*Problem requirements*: Write out the data again, beginning at the line that has "- mini-star-icon: ☆: [773, 664, 780, 671]" and stopping after the line that has "- more-horizontal-icon: [1208, 222, 1230, 228]". Swap "share-icon" for "share-glyph" and leave everything else as it is.
* start Extracted entries *
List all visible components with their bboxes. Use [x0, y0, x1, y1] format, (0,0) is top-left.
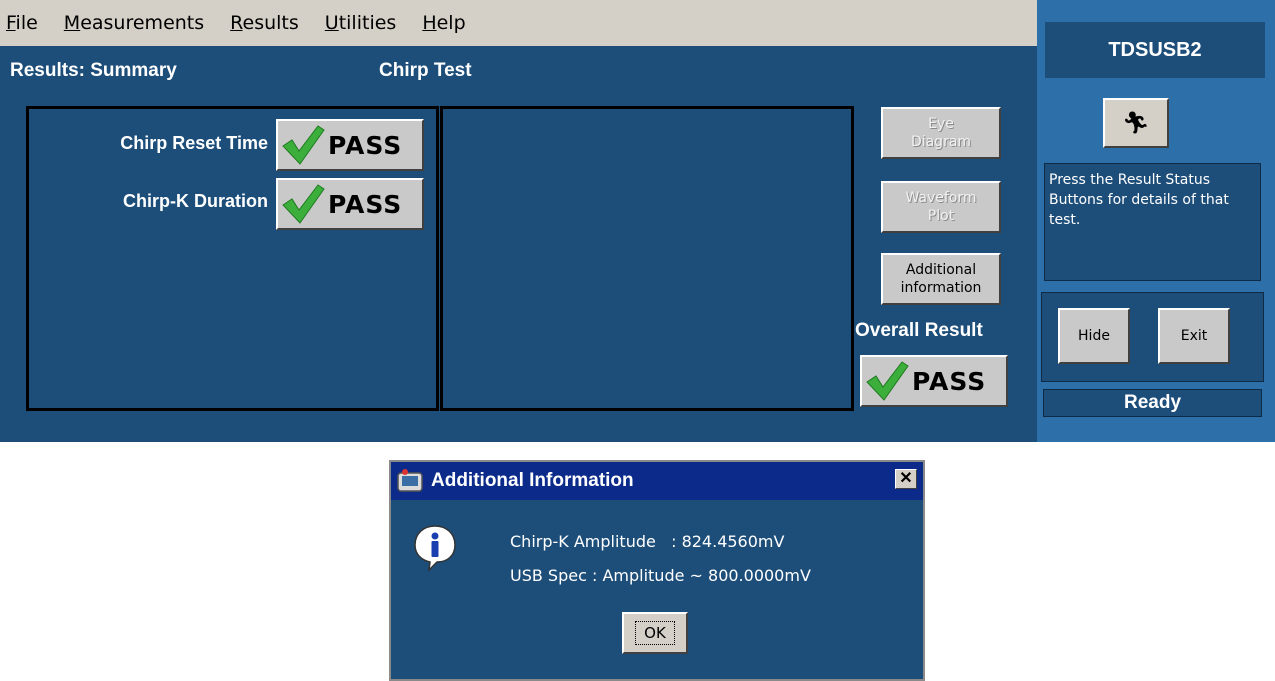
running-man-icon: 🏃︎ — [1122, 110, 1150, 135]
info-icon — [414, 525, 456, 572]
menu-utilities[interactable]: Utilities — [325, 12, 397, 34]
hide-button[interactable]: Hide — [1058, 308, 1130, 364]
info-line-amplitude: Chirp-K Amplitude : 824.4560mV — [510, 532, 785, 551]
menu-results[interactable]: Results — [230, 12, 299, 34]
menu-measurements[interactable]: Measurements — [64, 12, 204, 34]
overall-result-pass-button[interactable]: PASS — [860, 355, 1008, 407]
eye-diagram-button[interactable]: Eye Diagram — [881, 107, 1001, 159]
waveform-plot-button[interactable]: Waveform Plot — [881, 181, 1001, 233]
dialog-title: Additional Information — [431, 470, 634, 491]
run-button[interactable]: 🏃︎ — [1103, 98, 1169, 148]
chirp-k-duration-pass-button[interactable]: PASS — [276, 178, 424, 230]
result-label-chirp-reset-time: Chirp Reset Time — [120, 133, 268, 153]
menu-help[interactable]: Help — [422, 12, 465, 34]
menu-bar: File Measurements Results Utilities Help — [0, 0, 1037, 46]
result-label-chirp-k-duration: Chirp-K Duration — [123, 191, 268, 211]
dialog-titlebar[interactable]: Additional Information ✕ — [391, 462, 923, 500]
additional-information-dialog: Additional Information ✕ Chirp-K Amplitu… — [389, 460, 925, 681]
menu-file[interactable]: File — [6, 12, 38, 34]
app-logo-icon — [397, 469, 423, 492]
section-title: Results: Summary — [10, 60, 177, 81]
info-line-spec: USB Spec : Amplitude ~ 800.0000mV — [510, 566, 811, 585]
ready-status: Ready — [1043, 389, 1262, 417]
results-summary-panel: Chirp Reset Time PASS Chirp-K Duration P… — [26, 106, 439, 411]
chirp-reset-time-pass-button[interactable]: PASS — [276, 119, 424, 171]
close-icon[interactable]: ✕ — [895, 469, 917, 489]
overall-result-label: Overall Result — [855, 320, 983, 341]
ok-button[interactable]: OK — [622, 612, 688, 654]
test-title: Chirp Test — [379, 60, 472, 81]
app-window: File Measurements Results Utilities Help… — [0, 0, 1275, 442]
check-icon — [282, 125, 325, 165]
check-icon — [282, 184, 325, 224]
details-panel — [440, 106, 854, 411]
check-icon — [866, 361, 909, 401]
exit-button[interactable]: Exit — [1158, 308, 1230, 364]
product-title: TDSUSB2 — [1045, 22, 1265, 78]
status-message: Press the Result Status Buttons for deta… — [1044, 163, 1261, 281]
additional-information-button[interactable]: Additional information — [881, 253, 1001, 305]
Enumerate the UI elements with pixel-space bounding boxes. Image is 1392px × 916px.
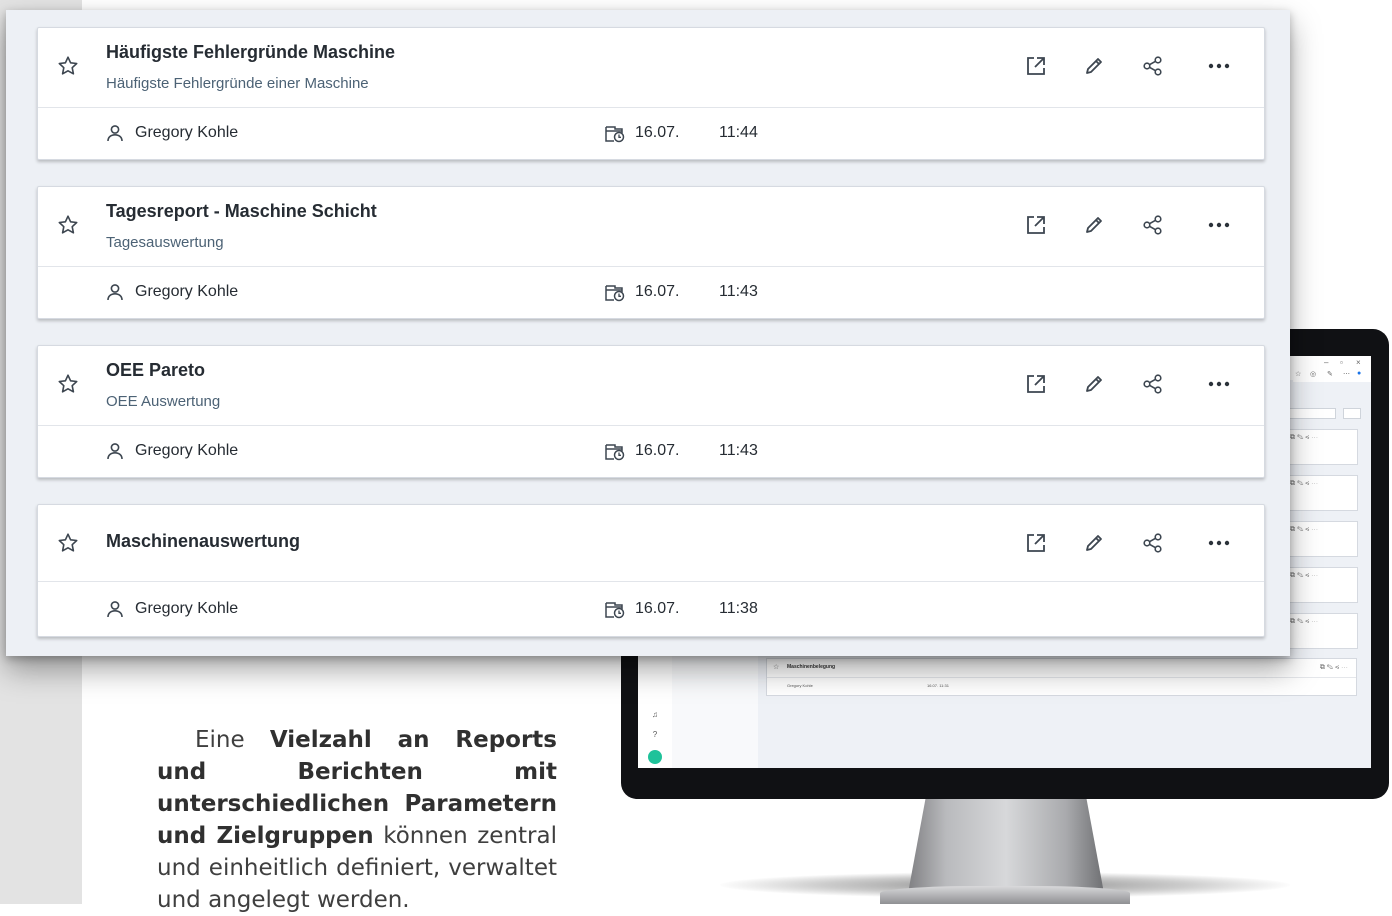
- mini-star-icon: ☆: [773, 664, 780, 671]
- mini-avatar: [648, 750, 662, 764]
- report-title[interactable]: Maschinenauswertung: [106, 531, 300, 552]
- report-title[interactable]: OEE Pareto: [106, 360, 205, 381]
- more-options-button[interactable]: [1205, 211, 1233, 239]
- report-author: Gregory Kohle: [135, 283, 239, 300]
- report-date: 16.07.: [635, 600, 680, 617]
- report-card-meta: Gregory Kohle 16.07. 11:44: [38, 108, 1264, 159]
- report-card-header: Maschinenauswertung: [38, 505, 1264, 582]
- mini-card: ⧉ ✎ ⋖ ⋯: [1287, 429, 1358, 465]
- monitor-foot: [880, 886, 1130, 904]
- report-date: 16.07.: [635, 124, 680, 141]
- open-external-button[interactable]: [1022, 529, 1050, 557]
- report-card[interactable]: Häufigste Fehlergründe Maschine Häufigst…: [37, 27, 1265, 160]
- mini-time: 11:31: [939, 683, 949, 688]
- mini-card: ⧉ ✎ ⋖ ⋯: [1287, 475, 1358, 511]
- share-icon: [1143, 56, 1162, 76]
- report-card-header: Häufigste Fehlergründe Maschine Häufigst…: [38, 28, 1264, 108]
- mini-card: ⧉ ✎ ⋖ ⋯: [1287, 613, 1358, 649]
- reports-window: Häufigste Fehlergründe Maschine Häufigst…: [6, 10, 1290, 656]
- report-time: 11:43: [719, 442, 758, 459]
- edit-button[interactable]: [1080, 52, 1108, 80]
- pencil-icon: [1086, 217, 1102, 233]
- mini-toolbar: ☆ ◎ ✎ ⋯ ●: [1293, 370, 1371, 382]
- report-subtitle: OEE Auswertung: [106, 393, 221, 410]
- calendar-clock-icon: [605, 444, 625, 461]
- share-icon: [1143, 533, 1162, 553]
- more-options-button[interactable]: [1205, 370, 1233, 398]
- person-icon: [107, 601, 123, 618]
- mini-help-icon: ?: [652, 730, 658, 739]
- share-button[interactable]: [1139, 370, 1167, 398]
- report-author: Gregory Kohle: [135, 124, 239, 141]
- share-icon: [1143, 374, 1162, 394]
- report-subtitle: Häufigste Fehlergründe einer Maschine: [106, 75, 369, 92]
- open-external-button[interactable]: [1022, 211, 1050, 239]
- report-time: 11:38: [719, 600, 758, 617]
- report-card-meta: Gregory Kohle 16.07. 11:43: [38, 267, 1264, 318]
- report-card-meta: Gregory Kohle 16.07. 11:43: [38, 426, 1264, 477]
- more-horizontal-icon: [1208, 222, 1230, 228]
- more-options-button[interactable]: [1205, 52, 1233, 80]
- mini-date: 16.07.: [927, 683, 939, 688]
- report-author: Gregory Kohle: [135, 600, 239, 617]
- more-horizontal-icon: [1208, 540, 1230, 546]
- mini-card: ⧉ ✎ ⋖ ⋯: [1287, 521, 1358, 557]
- marketing-description: Eine Vielzahl an Reports und Berichten m…: [157, 724, 557, 916]
- mini-card-author: Gregory Kohle: [787, 683, 813, 688]
- star-icon[interactable]: [56, 372, 80, 396]
- more-horizontal-icon: [1208, 63, 1230, 69]
- share-button[interactable]: [1139, 529, 1167, 557]
- more-horizontal-icon: [1208, 381, 1230, 387]
- person-icon: [107, 443, 123, 460]
- report-card-meta: Gregory Kohle 16.07. 11:38: [38, 582, 1264, 636]
- report-time: 11:44: [719, 124, 758, 141]
- open-external-icon: [1027, 216, 1045, 234]
- mini-card-date: 16.07. 11:31: [927, 683, 949, 688]
- description-lead: Eine: [195, 727, 270, 753]
- mini-card-actions: ⧉ ✎ ⋖ ⋯: [1319, 664, 1348, 671]
- edit-button[interactable]: [1080, 370, 1108, 398]
- report-card[interactable]: OEE Pareto OEE Auswertung Gregory Kohle …: [37, 345, 1265, 478]
- pencil-icon: [1086, 535, 1102, 551]
- mini-bell-icon: ♫: [652, 710, 658, 719]
- share-icon: [1143, 215, 1162, 235]
- report-card[interactable]: Tagesreport - Maschine Schicht Tagesausw…: [37, 186, 1265, 319]
- edit-button[interactable]: [1080, 211, 1108, 239]
- report-subtitle: Tagesauswertung: [106, 234, 224, 251]
- calendar-clock-icon: [605, 126, 625, 143]
- share-button[interactable]: [1139, 211, 1167, 239]
- person-icon: [107, 284, 123, 301]
- report-author: Gregory Kohle: [135, 442, 239, 459]
- pencil-icon: [1086, 376, 1102, 392]
- open-external-icon: [1027, 534, 1045, 552]
- calendar-clock-icon: [605, 602, 625, 619]
- report-card-header: OEE Pareto OEE Auswertung: [38, 346, 1264, 426]
- report-card-header: Tagesreport - Maschine Schicht Tagesausw…: [38, 187, 1264, 267]
- report-title[interactable]: Häufigste Fehlergründe Maschine: [106, 42, 395, 63]
- edit-button[interactable]: [1080, 529, 1108, 557]
- calendar-clock-icon: [605, 285, 625, 302]
- report-date: 16.07.: [635, 283, 680, 300]
- open-external-icon: [1027, 57, 1045, 75]
- mini-card-title: Maschinenbelegung: [787, 664, 836, 670]
- open-external-icon: [1027, 375, 1045, 393]
- report-card[interactable]: Maschinenauswertung Gregory Kohle 16.07.…: [37, 504, 1265, 637]
- more-options-button[interactable]: [1205, 529, 1233, 557]
- mini-card: ⧉ ✎ ⋖ ⋯: [1287, 567, 1358, 603]
- report-date: 16.07.: [635, 442, 680, 459]
- pencil-icon: [1086, 58, 1102, 74]
- report-time: 11:43: [719, 283, 758, 300]
- star-icon[interactable]: [56, 531, 80, 555]
- person-icon: [107, 125, 123, 142]
- open-external-button[interactable]: [1022, 370, 1050, 398]
- mini-search-input: [1288, 408, 1336, 419]
- report-title[interactable]: Tagesreport - Maschine Schicht: [106, 201, 377, 222]
- share-button[interactable]: [1139, 52, 1167, 80]
- mini-filter-button: [1343, 408, 1361, 419]
- mini-report-card: ☆ Maschinenbelegung Gregory Kohle 16.07.…: [766, 658, 1357, 696]
- open-external-button[interactable]: [1022, 52, 1050, 80]
- star-icon[interactable]: [56, 213, 80, 237]
- star-icon[interactable]: [56, 54, 80, 78]
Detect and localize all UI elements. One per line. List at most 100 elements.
* end Extracted entries *
*Exercise result*:
- mini-star-icon: ☆: [773, 664, 780, 671]
- mini-avatar: [648, 750, 662, 764]
- report-title[interactable]: Maschinenauswertung: [106, 531, 300, 552]
- report-title[interactable]: OEE Pareto: [106, 360, 205, 381]
- more-options-button[interactable]: [1205, 211, 1233, 239]
- report-author: Gregory Kohle: [135, 283, 239, 300]
- report-date: 16.07.: [635, 600, 680, 617]
- report-card-meta: Gregory Kohle 16.07. 11:44: [38, 108, 1264, 159]
- report-card-header: Maschinenauswertung: [38, 505, 1264, 582]
- mini-card: ⧉ ✎ ⋖ ⋯: [1287, 429, 1358, 465]
- monitor-foot: [880, 886, 1130, 904]
- report-date: 16.07.: [635, 124, 680, 141]
- open-external-button[interactable]: [1022, 529, 1050, 557]
- report-card[interactable]: Häufigste Fehlergründe Maschine Häufigst…: [37, 27, 1265, 160]
- mini-time: 11:31: [939, 683, 949, 688]
- mini-card: ⧉ ✎ ⋖ ⋯: [1287, 475, 1358, 511]
- share-glyph: [1143, 56, 1162, 76]
- report-card-header: Häufigste Fehlergründe Maschine Häufigst…: [38, 28, 1264, 108]
- mini-card: ⧉ ✎ ⋖ ⋯: [1287, 613, 1358, 649]
- reports-window: Häufigste Fehlergründe Maschine Häufigst…: [6, 10, 1290, 656]
- report-time: 11:43: [719, 442, 758, 459]
- edit-button[interactable]: [1080, 52, 1108, 80]
- pencil-icon: [1086, 217, 1102, 233]
- mini-toolbar: ☆ ◎ ✎ ⋯ ●: [1293, 370, 1371, 382]
- report-subtitle: OEE Auswertung: [106, 393, 221, 410]
- calendar-clock-icon: [605, 444, 625, 461]
- share-glyph: [1143, 533, 1162, 553]
- more-options-button[interactable]: [1205, 370, 1233, 398]
- person-icon: [107, 601, 123, 618]
- mini-help-icon: ?: [652, 730, 658, 739]
- share-button[interactable]: [1139, 370, 1167, 398]
- report-author: Gregory Kohle: [135, 124, 239, 141]
- share-glyph: [1143, 374, 1162, 394]
- report-subtitle: Häufigste Fehlergründe einer Maschine: [106, 75, 369, 92]
- open-external-button[interactable]: [1022, 211, 1050, 239]
- report-time: 11:38: [719, 600, 758, 617]
- report-card-meta: Gregory Kohle 16.07. 11:43: [38, 267, 1264, 318]
- report-card-meta: Gregory Kohle 16.07. 11:43: [38, 426, 1264, 477]
- more-horizontal-icon: [1208, 222, 1230, 228]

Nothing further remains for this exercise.